**EXERCISE DESCRIPTION**
Find the lines of data that contain the string "name", then list them.

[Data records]
--- START ---

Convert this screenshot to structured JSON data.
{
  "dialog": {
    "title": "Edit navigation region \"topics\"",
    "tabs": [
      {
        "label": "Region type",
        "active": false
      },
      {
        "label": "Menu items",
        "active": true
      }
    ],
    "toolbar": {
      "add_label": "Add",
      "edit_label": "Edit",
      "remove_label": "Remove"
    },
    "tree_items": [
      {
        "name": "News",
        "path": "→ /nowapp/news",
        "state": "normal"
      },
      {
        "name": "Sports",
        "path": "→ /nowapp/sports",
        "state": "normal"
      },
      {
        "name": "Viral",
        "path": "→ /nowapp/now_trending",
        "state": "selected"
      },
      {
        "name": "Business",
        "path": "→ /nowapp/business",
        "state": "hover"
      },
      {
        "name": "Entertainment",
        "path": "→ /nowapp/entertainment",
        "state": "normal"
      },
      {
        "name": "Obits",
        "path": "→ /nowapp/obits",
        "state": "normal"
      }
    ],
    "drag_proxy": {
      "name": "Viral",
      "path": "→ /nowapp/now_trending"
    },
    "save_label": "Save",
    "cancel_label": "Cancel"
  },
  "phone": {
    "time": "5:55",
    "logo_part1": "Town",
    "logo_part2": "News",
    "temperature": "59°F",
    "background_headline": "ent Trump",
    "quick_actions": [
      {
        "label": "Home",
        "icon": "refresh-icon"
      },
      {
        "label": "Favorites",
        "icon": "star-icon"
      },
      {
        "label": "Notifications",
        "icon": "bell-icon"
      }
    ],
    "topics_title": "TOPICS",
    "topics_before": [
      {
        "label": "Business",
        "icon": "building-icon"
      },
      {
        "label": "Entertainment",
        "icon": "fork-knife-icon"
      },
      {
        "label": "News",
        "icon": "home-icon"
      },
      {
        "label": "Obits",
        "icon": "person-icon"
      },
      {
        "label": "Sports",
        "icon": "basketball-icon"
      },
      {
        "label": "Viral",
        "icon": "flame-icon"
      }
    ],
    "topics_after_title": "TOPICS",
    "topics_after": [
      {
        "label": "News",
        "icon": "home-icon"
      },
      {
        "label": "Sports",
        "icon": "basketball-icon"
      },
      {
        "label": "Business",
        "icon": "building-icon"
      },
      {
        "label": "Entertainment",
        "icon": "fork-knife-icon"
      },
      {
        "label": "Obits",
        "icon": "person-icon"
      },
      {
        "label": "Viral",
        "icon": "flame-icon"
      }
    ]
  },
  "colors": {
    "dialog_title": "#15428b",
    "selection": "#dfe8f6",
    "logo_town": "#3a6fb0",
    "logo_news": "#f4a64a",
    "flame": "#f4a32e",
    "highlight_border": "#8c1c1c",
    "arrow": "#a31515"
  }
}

--- END ---

**REPLY**
        "name": "News",
        "name": "Sports",
        "name": "Viral",
        "name": "Business",
        "name": "Entertainment",
        "name": "Obits",
      "name": "Viral",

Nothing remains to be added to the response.